***** Records shown

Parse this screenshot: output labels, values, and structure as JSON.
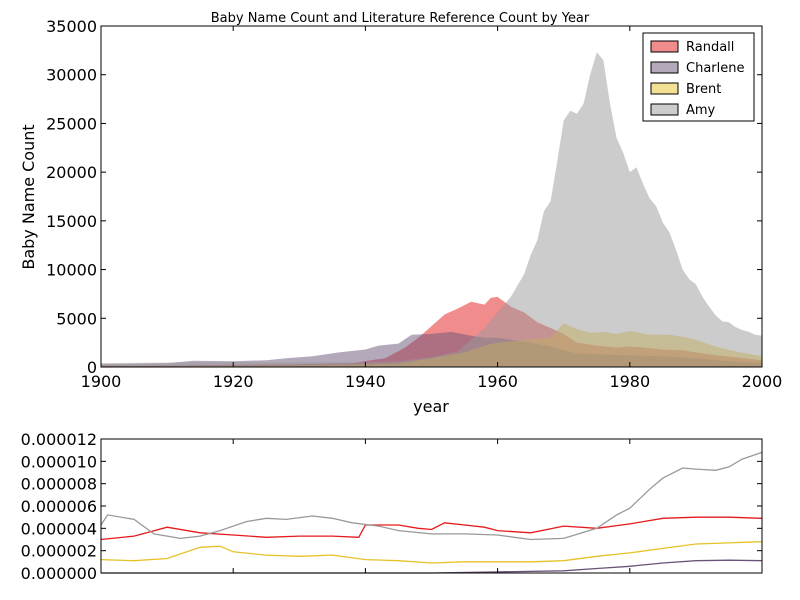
{
  "chart_data": [
    {
      "type": "area",
      "title": "Baby Name Count and Literature Reference Count by Year",
      "xlabel": "year",
      "ylabel": "Baby Name Count",
      "xlim": [
        1900,
        2000
      ],
      "ylim": [
        0,
        35000
      ],
      "xticks": [
        "1900",
        "1920",
        "1940",
        "1960",
        "1980",
        "2000"
      ],
      "yticks": [
        "0",
        "5000",
        "10000",
        "15000",
        "20000",
        "25000",
        "30000",
        "35000"
      ],
      "grid": false,
      "legend_placement": "top-right",
      "colors": {
        "Randall": "#e41a1c",
        "Charlene": "#6a5378",
        "Brent": "#e6c229",
        "Amy": "#999999"
      },
      "series": [
        {
          "name": "Randall",
          "points": [
            [
              1900,
              120
            ],
            [
              1910,
              140
            ],
            [
              1920,
              220
            ],
            [
              1930,
              300
            ],
            [
              1938,
              400
            ],
            [
              1943,
              900
            ],
            [
              1946,
              2000
            ],
            [
              1948,
              3000
            ],
            [
              1950,
              4200
            ],
            [
              1952,
              5400
            ],
            [
              1954,
              6000
            ],
            [
              1956,
              6700
            ],
            [
              1958,
              6400
            ],
            [
              1959,
              7100
            ],
            [
              1960,
              7200
            ],
            [
              1962,
              6200
            ],
            [
              1964,
              5600
            ],
            [
              1966,
              4600
            ],
            [
              1968,
              4000
            ],
            [
              1970,
              3400
            ],
            [
              1972,
              2500
            ],
            [
              1975,
              2200
            ],
            [
              1978,
              2000
            ],
            [
              1980,
              2100
            ],
            [
              1982,
              2000
            ],
            [
              1985,
              1800
            ],
            [
              1988,
              1700
            ],
            [
              1990,
              1500
            ],
            [
              1993,
              1200
            ],
            [
              1996,
              1000
            ],
            [
              2000,
              700
            ]
          ]
        },
        {
          "name": "Charlene",
          "points": [
            [
              1900,
              300
            ],
            [
              1910,
              400
            ],
            [
              1914,
              650
            ],
            [
              1920,
              600
            ],
            [
              1925,
              700
            ],
            [
              1928,
              900
            ],
            [
              1932,
              1100
            ],
            [
              1936,
              1500
            ],
            [
              1940,
              1800
            ],
            [
              1942,
              2200
            ],
            [
              1945,
              2400
            ],
            [
              1947,
              3300
            ],
            [
              1950,
              3400
            ],
            [
              1953,
              3600
            ],
            [
              1956,
              3200
            ],
            [
              1958,
              3000
            ],
            [
              1960,
              3000
            ],
            [
              1962,
              2800
            ],
            [
              1965,
              2500
            ],
            [
              1968,
              2100
            ],
            [
              1970,
              1700
            ],
            [
              1972,
              1400
            ],
            [
              1975,
              1300
            ],
            [
              1980,
              1200
            ],
            [
              1985,
              1100
            ],
            [
              1990,
              900
            ],
            [
              1995,
              600
            ],
            [
              2000,
              400
            ]
          ]
        },
        {
          "name": "Brent",
          "points": [
            [
              1900,
              60
            ],
            [
              1910,
              80
            ],
            [
              1920,
              100
            ],
            [
              1930,
              150
            ],
            [
              1940,
              250
            ],
            [
              1945,
              350
            ],
            [
              1950,
              900
            ],
            [
              1955,
              1500
            ],
            [
              1958,
              2200
            ],
            [
              1960,
              2500
            ],
            [
              1963,
              2700
            ],
            [
              1966,
              2900
            ],
            [
              1968,
              3000
            ],
            [
              1970,
              4500
            ],
            [
              1972,
              3900
            ],
            [
              1974,
              3500
            ],
            [
              1976,
              3600
            ],
            [
              1978,
              3400
            ],
            [
              1980,
              3700
            ],
            [
              1983,
              3300
            ],
            [
              1986,
              3300
            ],
            [
              1988,
              3100
            ],
            [
              1990,
              2800
            ],
            [
              1993,
              2100
            ],
            [
              1996,
              1600
            ],
            [
              2000,
              1100
            ]
          ]
        },
        {
          "name": "Amy",
          "points": [
            [
              1900,
              400
            ],
            [
              1910,
              450
            ],
            [
              1920,
              500
            ],
            [
              1930,
              500
            ],
            [
              1940,
              500
            ],
            [
              1945,
              600
            ],
            [
              1950,
              1000
            ],
            [
              1954,
              1600
            ],
            [
              1956,
              2800
            ],
            [
              1958,
              4000
            ],
            [
              1960,
              5600
            ],
            [
              1962,
              7200
            ],
            [
              1964,
              9500
            ],
            [
              1965,
              11500
            ],
            [
              1966,
              13000
            ],
            [
              1967,
              16000
            ],
            [
              1968,
              17000
            ],
            [
              1969,
              21000
            ],
            [
              1970,
              25300
            ],
            [
              1971,
              26300
            ],
            [
              1972,
              26000
            ],
            [
              1973,
              27000
            ],
            [
              1974,
              30000
            ],
            [
              1975,
              32300
            ],
            [
              1976,
              31500
            ],
            [
              1977,
              27000
            ],
            [
              1978,
              23500
            ],
            [
              1979,
              22000
            ],
            [
              1980,
              20000
            ],
            [
              1981,
              20500
            ],
            [
              1982,
              18800
            ],
            [
              1983,
              17300
            ],
            [
              1984,
              16500
            ],
            [
              1985,
              14800
            ],
            [
              1986,
              13800
            ],
            [
              1987,
              12000
            ],
            [
              1988,
              10000
            ],
            [
              1989,
              9000
            ],
            [
              1990,
              8500
            ],
            [
              1991,
              7200
            ],
            [
              1992,
              6200
            ],
            [
              1993,
              5300
            ],
            [
              1994,
              4700
            ],
            [
              1995,
              4600
            ],
            [
              1996,
              4100
            ],
            [
              1997,
              3800
            ],
            [
              1998,
              3600
            ],
            [
              1999,
              3300
            ],
            [
              2000,
              3200
            ]
          ]
        }
      ]
    },
    {
      "type": "line",
      "title": "",
      "xlabel": "",
      "ylabel": "",
      "xlim": [
        1900,
        2000
      ],
      "ylim": [
        0,
        1.2e-05
      ],
      "yticks": [
        "0.000000",
        "0.000002",
        "0.000004",
        "0.000006",
        "0.000008",
        "0.000010",
        "0.000012"
      ],
      "grid": false,
      "series": [
        {
          "name": "Randall",
          "points": [
            [
              1900,
              3e-06
            ],
            [
              1905,
              3.3e-06
            ],
            [
              1910,
              4.1e-06
            ],
            [
              1915,
              3.6e-06
            ],
            [
              1920,
              3.4e-06
            ],
            [
              1925,
              3.2e-06
            ],
            [
              1930,
              3.3e-06
            ],
            [
              1935,
              3.3e-06
            ],
            [
              1939,
              3.2e-06
            ],
            [
              1940,
              4.3e-06
            ],
            [
              1945,
              4.3e-06
            ],
            [
              1948,
              4e-06
            ],
            [
              1950,
              3.9e-06
            ],
            [
              1952,
              4.5e-06
            ],
            [
              1955,
              4.3e-06
            ],
            [
              1958,
              4.1e-06
            ],
            [
              1960,
              3.8e-06
            ],
            [
              1965,
              3.6e-06
            ],
            [
              1970,
              4.2e-06
            ],
            [
              1975,
              4e-06
            ],
            [
              1980,
              4.4e-06
            ],
            [
              1985,
              4.9e-06
            ],
            [
              1990,
              5e-06
            ],
            [
              1995,
              5e-06
            ],
            [
              2000,
              4.9e-06
            ]
          ]
        },
        {
          "name": "Charlene",
          "points": [
            [
              1900,
              0
            ],
            [
              1950,
              0
            ],
            [
              1960,
              1e-07
            ],
            [
              1970,
              2e-07
            ],
            [
              1975,
              4e-07
            ],
            [
              1980,
              6e-07
            ],
            [
              1985,
              9e-07
            ],
            [
              1990,
              1.1e-06
            ],
            [
              1995,
              1.15e-06
            ],
            [
              2000,
              1.1e-06
            ]
          ]
        },
        {
          "name": "Brent",
          "points": [
            [
              1900,
              1.2e-06
            ],
            [
              1905,
              1.1e-06
            ],
            [
              1910,
              1.3e-06
            ],
            [
              1915,
              2.3e-06
            ],
            [
              1918,
              2.4e-06
            ],
            [
              1920,
              1.9e-06
            ],
            [
              1925,
              1.6e-06
            ],
            [
              1930,
              1.5e-06
            ],
            [
              1935,
              1.6e-06
            ],
            [
              1940,
              1.2e-06
            ],
            [
              1945,
              1.1e-06
            ],
            [
              1950,
              9e-07
            ],
            [
              1955,
              1e-06
            ],
            [
              1960,
              1e-06
            ],
            [
              1965,
              1e-06
            ],
            [
              1970,
              1.1e-06
            ],
            [
              1975,
              1.5e-06
            ],
            [
              1980,
              1.8e-06
            ],
            [
              1985,
              2.2e-06
            ],
            [
              1990,
              2.6e-06
            ],
            [
              1995,
              2.7e-06
            ],
            [
              2000,
              2.8e-06
            ]
          ]
        },
        {
          "name": "Amy",
          "points": [
            [
              1900,
              4.3e-06
            ],
            [
              1901,
              5.2e-06
            ],
            [
              1905,
              4.8e-06
            ],
            [
              1908,
              3.5e-06
            ],
            [
              1912,
              3.1e-06
            ],
            [
              1915,
              3.3e-06
            ],
            [
              1918,
              3.8e-06
            ],
            [
              1922,
              4.6e-06
            ],
            [
              1925,
              4.9e-06
            ],
            [
              1928,
              4.8e-06
            ],
            [
              1932,
              5.1e-06
            ],
            [
              1935,
              4.9e-06
            ],
            [
              1938,
              4.5e-06
            ],
            [
              1942,
              4.2e-06
            ],
            [
              1945,
              3.8e-06
            ],
            [
              1950,
              3.5e-06
            ],
            [
              1955,
              3.5e-06
            ],
            [
              1960,
              3.4e-06
            ],
            [
              1965,
              3e-06
            ],
            [
              1970,
              3.1e-06
            ],
            [
              1975,
              4e-06
            ],
            [
              1978,
              5.2e-06
            ],
            [
              1980,
              5.8e-06
            ],
            [
              1983,
              7.5e-06
            ],
            [
              1985,
              8.5e-06
            ],
            [
              1988,
              9.4e-06
            ],
            [
              1990,
              9.3e-06
            ],
            [
              1993,
              9.2e-06
            ],
            [
              1995,
              9.5e-06
            ],
            [
              1997,
              1.02e-05
            ],
            [
              2000,
              1.08e-05
            ]
          ]
        }
      ]
    }
  ]
}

**********

Set problem —
Select the lines in this material that hold the word "Baby", leaving none out.

Answer below —
      "title": "Baby Name Count and Literature Reference Count by Year",
      "ylabel": "Baby Name Count",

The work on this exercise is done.